TASKS TO PERFORM »
[A] Please copy the cultural branding text from "Given the emergence" up to and including "controlled the conversation.".
[B] List every travel destination named in the cultural branding text.
[C] According to the cultural branding text, what audience was Toyota's Scion brand designed to appeal to?

QUOTED PASSAGE »
....................
Given the emergence of crowd culture, marketers can use the concept of “cultural branding” to become successful in social media. The first step is to understand what is currently considered ‘common sense’ and map the cultural orthodoxy. In cultural branding, the brand promotes an innovative ideology that breaks with category conventions. The second step is to locate the cultural opportunity. Over time, cultural orthodoxy begins to lose traction as people understand alternatives. Before social media, the influence of these alternatives would have been marginal, as the mainstream controlled the conversation.

Social media, however, allows the crowd to convert a niche conversation into mainstream beliefs. One example would be travel, where for generations people thought about certain destinations (Florida, London, the Bahamas) as the places to vacation. Then with people sharing pictures and stories of the Maldives, Patagonia, Seychelles, et al, the travel industry changed dramatically. Thus, people were not only open but looking for alternatives to traditional destinations. Third, make an idea meaningful to as many people as possible. A brand idea also needs to have a potential scale. If a brand becomes too associated with a specific sub culture, it can become defined and limited by that association. Take the example of Toyota’s Scion brand in the US. Designed to appeal to a younger, anti-establishment audience, Scion was marketed through tactics like the creation of its own record label, guerrilla marketing and sponsorship, including the infamous Slayer car. The problem was that while Scion may have become well-known within the heavy metal crowd, more mainstream buyers did not know about it at all. Attempts to remedy this came too late. Later, Toyota declared Scion dead.
....................
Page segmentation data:
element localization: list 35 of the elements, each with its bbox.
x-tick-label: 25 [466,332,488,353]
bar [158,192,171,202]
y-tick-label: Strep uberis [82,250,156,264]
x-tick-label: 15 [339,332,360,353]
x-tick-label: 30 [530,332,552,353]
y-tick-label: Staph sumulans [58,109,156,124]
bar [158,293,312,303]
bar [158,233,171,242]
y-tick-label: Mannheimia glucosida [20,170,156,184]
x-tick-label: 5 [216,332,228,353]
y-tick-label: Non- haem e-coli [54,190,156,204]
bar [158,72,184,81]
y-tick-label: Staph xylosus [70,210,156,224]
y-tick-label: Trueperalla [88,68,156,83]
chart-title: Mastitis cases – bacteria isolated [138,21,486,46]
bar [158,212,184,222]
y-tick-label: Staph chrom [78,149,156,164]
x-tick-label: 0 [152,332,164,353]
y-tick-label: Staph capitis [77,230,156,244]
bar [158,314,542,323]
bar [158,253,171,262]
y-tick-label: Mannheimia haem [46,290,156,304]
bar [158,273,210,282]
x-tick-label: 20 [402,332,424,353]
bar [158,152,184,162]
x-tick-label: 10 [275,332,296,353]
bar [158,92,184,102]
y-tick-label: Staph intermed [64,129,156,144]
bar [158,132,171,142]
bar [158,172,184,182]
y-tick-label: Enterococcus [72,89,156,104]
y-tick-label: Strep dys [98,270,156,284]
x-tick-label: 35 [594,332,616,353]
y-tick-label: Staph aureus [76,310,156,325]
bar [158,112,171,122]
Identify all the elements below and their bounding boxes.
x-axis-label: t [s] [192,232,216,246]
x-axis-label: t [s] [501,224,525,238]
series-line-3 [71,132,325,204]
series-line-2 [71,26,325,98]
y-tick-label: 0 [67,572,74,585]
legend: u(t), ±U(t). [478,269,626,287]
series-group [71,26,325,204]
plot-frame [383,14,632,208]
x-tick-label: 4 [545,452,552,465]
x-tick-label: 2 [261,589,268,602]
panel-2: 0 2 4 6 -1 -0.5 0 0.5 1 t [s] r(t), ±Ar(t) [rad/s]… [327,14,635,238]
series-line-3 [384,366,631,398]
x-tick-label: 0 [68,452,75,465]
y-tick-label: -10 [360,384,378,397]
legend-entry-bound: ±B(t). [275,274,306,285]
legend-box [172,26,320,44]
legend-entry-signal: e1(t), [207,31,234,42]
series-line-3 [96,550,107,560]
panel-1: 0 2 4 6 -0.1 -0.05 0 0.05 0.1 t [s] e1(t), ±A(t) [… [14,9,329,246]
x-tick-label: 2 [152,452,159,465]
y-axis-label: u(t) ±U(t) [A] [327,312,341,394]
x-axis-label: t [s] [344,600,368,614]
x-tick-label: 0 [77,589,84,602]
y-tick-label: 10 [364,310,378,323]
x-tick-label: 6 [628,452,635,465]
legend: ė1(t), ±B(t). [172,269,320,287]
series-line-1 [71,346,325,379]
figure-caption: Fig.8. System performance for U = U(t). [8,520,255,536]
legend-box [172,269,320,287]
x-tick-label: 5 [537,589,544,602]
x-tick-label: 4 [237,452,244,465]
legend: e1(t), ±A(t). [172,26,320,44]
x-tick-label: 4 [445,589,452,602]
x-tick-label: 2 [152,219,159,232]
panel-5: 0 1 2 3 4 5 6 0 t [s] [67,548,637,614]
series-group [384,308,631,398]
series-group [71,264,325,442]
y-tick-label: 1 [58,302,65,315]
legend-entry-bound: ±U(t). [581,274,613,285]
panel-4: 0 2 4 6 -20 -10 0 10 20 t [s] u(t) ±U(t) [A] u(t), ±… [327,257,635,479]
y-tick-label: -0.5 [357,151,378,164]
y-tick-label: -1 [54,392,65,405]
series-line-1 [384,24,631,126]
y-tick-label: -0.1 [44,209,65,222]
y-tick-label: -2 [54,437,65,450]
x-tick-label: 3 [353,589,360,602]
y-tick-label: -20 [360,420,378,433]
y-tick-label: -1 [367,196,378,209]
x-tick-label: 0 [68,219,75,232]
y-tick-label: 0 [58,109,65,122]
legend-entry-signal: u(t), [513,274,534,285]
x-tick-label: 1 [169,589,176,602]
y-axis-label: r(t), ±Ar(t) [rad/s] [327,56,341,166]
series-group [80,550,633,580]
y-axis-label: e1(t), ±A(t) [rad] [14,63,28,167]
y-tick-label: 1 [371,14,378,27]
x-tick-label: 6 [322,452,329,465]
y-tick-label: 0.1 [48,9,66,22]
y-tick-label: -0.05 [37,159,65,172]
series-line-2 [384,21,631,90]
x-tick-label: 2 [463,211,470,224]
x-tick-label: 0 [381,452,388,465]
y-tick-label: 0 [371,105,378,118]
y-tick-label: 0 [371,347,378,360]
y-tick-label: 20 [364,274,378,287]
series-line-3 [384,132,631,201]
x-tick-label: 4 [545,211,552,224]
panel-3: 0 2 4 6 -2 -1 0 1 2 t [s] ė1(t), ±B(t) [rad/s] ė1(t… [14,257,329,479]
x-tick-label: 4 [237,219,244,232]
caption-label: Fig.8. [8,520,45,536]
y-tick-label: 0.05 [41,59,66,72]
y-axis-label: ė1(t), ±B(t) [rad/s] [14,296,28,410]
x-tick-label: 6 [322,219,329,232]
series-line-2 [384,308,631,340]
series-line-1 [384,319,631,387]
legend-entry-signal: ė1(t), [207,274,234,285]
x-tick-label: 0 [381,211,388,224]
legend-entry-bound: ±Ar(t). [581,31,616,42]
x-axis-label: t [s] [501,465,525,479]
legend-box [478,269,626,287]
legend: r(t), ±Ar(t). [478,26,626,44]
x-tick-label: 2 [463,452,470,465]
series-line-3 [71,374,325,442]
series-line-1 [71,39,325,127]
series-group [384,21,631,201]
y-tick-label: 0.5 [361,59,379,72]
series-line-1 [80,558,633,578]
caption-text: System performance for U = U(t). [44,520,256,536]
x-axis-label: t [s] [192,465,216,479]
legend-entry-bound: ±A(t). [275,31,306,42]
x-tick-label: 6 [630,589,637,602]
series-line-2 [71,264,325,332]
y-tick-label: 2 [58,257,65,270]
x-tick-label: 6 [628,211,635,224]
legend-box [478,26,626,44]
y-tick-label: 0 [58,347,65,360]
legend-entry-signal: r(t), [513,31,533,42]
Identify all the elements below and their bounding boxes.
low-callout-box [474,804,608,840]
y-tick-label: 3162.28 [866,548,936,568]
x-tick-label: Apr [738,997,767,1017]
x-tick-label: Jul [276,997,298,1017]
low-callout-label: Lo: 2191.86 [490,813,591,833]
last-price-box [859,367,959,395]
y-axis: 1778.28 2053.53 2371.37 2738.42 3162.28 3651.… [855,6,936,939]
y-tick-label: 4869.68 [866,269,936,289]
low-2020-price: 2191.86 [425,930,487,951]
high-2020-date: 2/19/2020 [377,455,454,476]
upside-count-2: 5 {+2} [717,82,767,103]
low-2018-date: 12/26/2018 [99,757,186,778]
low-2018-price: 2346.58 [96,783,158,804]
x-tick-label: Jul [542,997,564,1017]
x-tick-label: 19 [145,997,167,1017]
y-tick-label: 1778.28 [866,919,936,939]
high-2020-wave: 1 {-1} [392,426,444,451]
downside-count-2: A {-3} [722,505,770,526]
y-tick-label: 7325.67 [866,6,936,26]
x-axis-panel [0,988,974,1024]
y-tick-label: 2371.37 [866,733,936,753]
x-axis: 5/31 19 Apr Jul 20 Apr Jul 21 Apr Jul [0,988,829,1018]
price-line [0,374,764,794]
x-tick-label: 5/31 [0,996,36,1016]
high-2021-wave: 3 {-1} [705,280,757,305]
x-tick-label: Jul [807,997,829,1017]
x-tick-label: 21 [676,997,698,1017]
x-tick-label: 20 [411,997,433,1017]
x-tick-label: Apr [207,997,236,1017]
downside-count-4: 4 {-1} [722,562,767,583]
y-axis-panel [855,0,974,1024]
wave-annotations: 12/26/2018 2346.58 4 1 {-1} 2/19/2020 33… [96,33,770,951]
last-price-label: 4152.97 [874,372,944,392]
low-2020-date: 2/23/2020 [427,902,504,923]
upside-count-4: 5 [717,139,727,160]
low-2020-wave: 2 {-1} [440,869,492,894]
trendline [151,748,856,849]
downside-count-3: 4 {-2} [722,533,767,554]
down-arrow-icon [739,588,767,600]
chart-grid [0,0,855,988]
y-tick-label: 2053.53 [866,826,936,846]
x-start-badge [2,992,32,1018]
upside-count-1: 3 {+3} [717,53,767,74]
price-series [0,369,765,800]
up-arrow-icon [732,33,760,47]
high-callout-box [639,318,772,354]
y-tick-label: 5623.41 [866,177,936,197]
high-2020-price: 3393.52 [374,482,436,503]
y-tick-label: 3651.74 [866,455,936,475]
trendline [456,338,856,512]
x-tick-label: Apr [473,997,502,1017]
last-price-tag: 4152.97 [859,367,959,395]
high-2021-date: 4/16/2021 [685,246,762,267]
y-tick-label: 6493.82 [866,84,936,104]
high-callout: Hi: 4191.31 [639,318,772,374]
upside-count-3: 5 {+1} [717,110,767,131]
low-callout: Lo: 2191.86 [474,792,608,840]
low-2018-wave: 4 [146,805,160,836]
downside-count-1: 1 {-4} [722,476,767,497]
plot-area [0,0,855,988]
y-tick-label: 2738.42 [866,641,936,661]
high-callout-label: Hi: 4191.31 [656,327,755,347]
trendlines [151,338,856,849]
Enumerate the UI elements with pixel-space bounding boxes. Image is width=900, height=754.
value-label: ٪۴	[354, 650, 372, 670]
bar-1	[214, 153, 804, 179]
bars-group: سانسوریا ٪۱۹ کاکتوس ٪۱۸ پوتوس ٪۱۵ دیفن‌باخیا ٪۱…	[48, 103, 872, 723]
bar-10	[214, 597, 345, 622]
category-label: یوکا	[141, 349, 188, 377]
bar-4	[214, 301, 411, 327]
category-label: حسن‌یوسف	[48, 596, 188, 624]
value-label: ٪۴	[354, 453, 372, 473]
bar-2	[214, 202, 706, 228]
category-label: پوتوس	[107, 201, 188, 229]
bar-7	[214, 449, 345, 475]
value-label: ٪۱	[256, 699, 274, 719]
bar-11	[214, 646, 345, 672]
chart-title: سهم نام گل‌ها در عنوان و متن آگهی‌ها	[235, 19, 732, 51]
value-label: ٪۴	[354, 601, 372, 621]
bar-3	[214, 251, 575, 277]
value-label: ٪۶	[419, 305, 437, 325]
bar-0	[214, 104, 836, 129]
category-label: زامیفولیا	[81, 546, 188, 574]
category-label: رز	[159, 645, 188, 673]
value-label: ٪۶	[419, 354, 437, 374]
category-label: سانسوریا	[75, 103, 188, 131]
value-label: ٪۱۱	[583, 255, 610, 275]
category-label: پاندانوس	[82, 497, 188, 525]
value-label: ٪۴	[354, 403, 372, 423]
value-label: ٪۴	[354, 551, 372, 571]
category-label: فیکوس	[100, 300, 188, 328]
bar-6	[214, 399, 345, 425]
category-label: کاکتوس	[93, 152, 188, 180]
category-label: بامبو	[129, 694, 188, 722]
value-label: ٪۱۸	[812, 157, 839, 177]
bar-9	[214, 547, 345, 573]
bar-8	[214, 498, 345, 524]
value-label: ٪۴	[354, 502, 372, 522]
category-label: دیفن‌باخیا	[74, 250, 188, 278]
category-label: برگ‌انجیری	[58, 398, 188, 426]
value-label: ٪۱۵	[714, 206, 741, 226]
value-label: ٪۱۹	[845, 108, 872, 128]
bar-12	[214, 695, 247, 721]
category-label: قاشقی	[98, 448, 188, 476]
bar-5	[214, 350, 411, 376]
....................
ANSWERS FOR THE EXERCISE »
[A]
Given the emergence of crowd culture, marketers can use the concept of “cultural branding” to become successful in social media. The first step is to understand what is currently considered ‘common sense’ and map the cultural orthodoxy. In cultural branding, the brand promotes an innovative ideology that breaks with category conventions. The second step is to locate the cultural opportunity. Over time, cultural orthodoxy begins to lose traction as people understand alternatives. Before social media, the influence of these alternatives would have been marginal, as the mainstream controlled the conversation.

[B] Florida, London, the Bahamas, the Maldives, Patagonia, Seychelles

[C] A younger, anti-establishment audience.